| PROBLEM REQUIREMENTS |
Find the string "chevron" in the listing and report every line that has it.

| EXERCISE MATERIALS |
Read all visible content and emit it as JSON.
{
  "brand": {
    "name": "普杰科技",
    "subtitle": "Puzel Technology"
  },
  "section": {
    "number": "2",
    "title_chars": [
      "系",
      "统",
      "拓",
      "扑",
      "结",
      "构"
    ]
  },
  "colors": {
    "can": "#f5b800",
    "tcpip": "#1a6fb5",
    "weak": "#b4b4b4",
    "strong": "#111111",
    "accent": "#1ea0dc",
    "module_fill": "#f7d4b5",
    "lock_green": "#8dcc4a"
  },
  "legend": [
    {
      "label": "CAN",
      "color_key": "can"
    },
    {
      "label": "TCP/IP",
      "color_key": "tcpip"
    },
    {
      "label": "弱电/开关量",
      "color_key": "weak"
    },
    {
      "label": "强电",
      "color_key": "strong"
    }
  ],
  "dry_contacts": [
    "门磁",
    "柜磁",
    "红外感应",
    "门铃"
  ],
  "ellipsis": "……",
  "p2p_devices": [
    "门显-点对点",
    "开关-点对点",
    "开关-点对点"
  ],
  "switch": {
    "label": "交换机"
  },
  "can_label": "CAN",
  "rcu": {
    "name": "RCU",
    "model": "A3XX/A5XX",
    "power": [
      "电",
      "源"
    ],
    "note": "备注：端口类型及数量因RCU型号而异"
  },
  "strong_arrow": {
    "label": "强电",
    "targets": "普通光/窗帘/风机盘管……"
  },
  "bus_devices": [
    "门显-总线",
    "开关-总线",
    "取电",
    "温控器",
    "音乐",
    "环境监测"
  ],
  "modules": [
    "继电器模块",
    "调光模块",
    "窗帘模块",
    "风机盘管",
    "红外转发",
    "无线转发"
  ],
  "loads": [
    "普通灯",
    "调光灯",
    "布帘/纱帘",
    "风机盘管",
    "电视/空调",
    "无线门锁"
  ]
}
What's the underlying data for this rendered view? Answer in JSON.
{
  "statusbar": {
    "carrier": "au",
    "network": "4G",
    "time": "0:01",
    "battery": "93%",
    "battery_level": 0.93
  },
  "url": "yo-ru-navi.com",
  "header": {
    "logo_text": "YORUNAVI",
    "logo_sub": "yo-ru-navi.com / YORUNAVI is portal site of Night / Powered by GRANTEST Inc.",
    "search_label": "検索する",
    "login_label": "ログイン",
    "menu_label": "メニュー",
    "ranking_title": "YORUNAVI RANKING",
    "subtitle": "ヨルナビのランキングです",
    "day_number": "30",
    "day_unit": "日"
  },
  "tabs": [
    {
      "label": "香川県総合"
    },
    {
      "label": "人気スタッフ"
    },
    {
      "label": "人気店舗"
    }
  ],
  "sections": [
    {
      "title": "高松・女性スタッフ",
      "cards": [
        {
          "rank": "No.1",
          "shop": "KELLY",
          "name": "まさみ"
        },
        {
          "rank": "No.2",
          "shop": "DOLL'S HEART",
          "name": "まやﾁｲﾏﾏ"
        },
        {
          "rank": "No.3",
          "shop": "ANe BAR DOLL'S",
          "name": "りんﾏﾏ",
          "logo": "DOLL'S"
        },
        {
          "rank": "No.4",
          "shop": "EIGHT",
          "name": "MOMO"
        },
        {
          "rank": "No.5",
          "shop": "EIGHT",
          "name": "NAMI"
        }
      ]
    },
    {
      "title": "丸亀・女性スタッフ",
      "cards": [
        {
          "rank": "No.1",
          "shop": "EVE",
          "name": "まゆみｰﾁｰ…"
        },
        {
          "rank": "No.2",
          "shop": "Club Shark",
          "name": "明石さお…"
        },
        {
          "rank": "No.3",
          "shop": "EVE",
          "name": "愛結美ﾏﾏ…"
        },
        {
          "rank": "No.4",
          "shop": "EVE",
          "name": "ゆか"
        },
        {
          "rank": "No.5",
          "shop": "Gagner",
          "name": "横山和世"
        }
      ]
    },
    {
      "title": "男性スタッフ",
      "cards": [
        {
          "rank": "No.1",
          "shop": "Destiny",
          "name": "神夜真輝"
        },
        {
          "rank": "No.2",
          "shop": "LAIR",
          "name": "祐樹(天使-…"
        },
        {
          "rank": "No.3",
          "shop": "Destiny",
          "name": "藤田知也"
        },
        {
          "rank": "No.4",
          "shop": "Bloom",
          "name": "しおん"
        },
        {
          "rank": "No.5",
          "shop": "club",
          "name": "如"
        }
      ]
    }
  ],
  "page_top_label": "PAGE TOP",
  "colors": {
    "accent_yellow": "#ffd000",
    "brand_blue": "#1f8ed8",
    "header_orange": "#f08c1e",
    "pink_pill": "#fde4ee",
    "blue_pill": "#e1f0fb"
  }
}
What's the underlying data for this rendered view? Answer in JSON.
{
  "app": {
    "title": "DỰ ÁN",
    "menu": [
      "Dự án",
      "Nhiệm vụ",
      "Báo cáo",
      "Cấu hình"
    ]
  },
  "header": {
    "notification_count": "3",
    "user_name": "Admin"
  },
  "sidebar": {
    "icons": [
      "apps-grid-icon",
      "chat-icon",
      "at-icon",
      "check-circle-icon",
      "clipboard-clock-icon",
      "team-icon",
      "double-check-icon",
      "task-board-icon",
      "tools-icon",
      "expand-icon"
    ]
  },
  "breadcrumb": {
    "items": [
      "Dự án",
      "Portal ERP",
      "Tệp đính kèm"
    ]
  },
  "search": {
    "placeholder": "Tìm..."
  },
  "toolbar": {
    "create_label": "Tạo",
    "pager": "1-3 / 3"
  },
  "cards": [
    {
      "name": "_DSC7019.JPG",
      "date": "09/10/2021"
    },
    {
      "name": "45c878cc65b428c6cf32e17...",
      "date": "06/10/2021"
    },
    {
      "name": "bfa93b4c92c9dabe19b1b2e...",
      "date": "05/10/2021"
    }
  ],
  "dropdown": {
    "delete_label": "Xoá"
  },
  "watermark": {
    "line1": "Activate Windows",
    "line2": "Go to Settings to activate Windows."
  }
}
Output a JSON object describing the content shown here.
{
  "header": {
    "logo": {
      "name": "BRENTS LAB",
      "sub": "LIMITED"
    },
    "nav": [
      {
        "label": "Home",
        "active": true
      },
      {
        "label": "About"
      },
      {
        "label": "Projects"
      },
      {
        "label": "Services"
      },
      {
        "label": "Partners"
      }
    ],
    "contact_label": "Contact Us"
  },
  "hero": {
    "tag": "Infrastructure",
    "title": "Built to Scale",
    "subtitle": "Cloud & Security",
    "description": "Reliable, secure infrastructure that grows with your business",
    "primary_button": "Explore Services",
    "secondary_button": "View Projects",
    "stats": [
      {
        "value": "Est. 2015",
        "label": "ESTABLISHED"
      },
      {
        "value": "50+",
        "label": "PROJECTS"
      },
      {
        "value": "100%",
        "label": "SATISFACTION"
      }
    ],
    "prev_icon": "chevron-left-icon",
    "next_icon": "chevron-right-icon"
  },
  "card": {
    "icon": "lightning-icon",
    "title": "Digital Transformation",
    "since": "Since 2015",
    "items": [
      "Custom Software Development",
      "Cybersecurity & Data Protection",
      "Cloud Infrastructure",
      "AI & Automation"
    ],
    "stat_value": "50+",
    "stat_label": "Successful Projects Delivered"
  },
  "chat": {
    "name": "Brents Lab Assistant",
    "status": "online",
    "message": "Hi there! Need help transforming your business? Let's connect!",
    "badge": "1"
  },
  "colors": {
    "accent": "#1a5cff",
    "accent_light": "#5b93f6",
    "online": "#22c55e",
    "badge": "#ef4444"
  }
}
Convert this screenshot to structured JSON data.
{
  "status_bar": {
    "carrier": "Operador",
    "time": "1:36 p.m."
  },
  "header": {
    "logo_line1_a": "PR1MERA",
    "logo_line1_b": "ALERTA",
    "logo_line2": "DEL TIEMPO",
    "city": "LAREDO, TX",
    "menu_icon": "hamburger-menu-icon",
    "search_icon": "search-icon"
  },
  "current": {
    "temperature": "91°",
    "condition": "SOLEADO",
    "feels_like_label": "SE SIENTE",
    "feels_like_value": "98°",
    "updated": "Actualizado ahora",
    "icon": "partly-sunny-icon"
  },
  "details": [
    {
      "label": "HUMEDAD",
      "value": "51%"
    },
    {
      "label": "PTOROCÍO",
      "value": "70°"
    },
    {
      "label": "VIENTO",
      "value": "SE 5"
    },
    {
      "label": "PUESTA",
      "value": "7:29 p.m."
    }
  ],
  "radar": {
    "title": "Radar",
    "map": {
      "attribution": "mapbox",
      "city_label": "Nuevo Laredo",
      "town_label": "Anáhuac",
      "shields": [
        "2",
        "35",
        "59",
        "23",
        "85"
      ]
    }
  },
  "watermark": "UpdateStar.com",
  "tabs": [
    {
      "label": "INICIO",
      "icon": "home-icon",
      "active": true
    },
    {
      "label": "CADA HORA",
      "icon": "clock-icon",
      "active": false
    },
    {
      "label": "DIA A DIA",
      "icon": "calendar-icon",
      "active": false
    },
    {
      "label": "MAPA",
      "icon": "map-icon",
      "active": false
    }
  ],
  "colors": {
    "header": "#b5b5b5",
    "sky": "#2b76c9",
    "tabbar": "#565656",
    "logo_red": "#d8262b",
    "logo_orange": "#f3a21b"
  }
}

| WRITTEN SOLUTION |
    "prev_icon": "chevron-left-icon",
    "next_icon": "chevron-right-icon"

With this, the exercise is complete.